WHAT TO WORK ON: Identify each line below that contains the word "risk", and copy it out.

Data entries for graphics
__________
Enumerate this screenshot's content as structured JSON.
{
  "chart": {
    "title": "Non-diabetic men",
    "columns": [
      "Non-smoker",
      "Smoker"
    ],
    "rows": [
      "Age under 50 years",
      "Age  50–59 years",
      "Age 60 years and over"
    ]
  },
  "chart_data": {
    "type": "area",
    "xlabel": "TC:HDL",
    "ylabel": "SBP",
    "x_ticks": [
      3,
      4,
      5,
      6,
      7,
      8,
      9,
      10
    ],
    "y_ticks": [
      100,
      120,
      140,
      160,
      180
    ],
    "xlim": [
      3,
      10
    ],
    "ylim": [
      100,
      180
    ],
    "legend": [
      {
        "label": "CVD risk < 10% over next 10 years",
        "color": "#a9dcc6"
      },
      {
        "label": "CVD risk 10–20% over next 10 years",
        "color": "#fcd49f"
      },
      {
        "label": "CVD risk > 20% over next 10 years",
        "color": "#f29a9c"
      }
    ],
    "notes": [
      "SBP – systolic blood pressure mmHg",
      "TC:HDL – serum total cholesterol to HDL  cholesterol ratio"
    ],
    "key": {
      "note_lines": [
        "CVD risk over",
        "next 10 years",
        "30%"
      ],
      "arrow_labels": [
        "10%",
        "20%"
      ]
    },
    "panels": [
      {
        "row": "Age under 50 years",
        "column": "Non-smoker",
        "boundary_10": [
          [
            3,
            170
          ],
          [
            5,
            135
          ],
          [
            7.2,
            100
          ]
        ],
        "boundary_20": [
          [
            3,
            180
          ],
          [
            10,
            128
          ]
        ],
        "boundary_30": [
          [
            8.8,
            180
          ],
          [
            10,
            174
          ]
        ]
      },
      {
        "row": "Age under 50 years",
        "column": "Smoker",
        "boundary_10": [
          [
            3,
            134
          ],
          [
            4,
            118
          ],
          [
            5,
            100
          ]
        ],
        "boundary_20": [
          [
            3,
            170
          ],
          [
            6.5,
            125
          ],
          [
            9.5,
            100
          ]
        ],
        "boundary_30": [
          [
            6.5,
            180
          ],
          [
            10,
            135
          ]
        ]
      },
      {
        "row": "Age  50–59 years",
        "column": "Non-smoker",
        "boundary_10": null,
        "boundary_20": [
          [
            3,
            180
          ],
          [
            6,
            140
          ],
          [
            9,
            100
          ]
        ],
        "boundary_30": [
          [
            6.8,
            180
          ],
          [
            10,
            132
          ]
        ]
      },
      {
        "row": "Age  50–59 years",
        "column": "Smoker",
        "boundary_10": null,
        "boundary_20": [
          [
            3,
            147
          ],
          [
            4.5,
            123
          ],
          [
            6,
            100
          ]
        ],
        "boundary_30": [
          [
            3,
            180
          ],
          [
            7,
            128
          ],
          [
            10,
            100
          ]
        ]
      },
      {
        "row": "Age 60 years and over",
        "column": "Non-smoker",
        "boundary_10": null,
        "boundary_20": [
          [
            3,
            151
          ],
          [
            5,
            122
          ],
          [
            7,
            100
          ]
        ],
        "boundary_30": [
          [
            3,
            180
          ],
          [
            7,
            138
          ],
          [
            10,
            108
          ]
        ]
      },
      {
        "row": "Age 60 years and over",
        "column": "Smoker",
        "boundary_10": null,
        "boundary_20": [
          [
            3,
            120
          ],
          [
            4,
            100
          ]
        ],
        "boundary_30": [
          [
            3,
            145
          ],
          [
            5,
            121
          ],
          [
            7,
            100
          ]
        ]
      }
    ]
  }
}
__________
OUTPUT OF THE TASK:
        "label": "CVD risk < 10% over next 10 years",
        "label": "CVD risk 10–20% over next 10 years",
        "label": "CVD risk > 20% over next 10 years",
        "CVD risk over",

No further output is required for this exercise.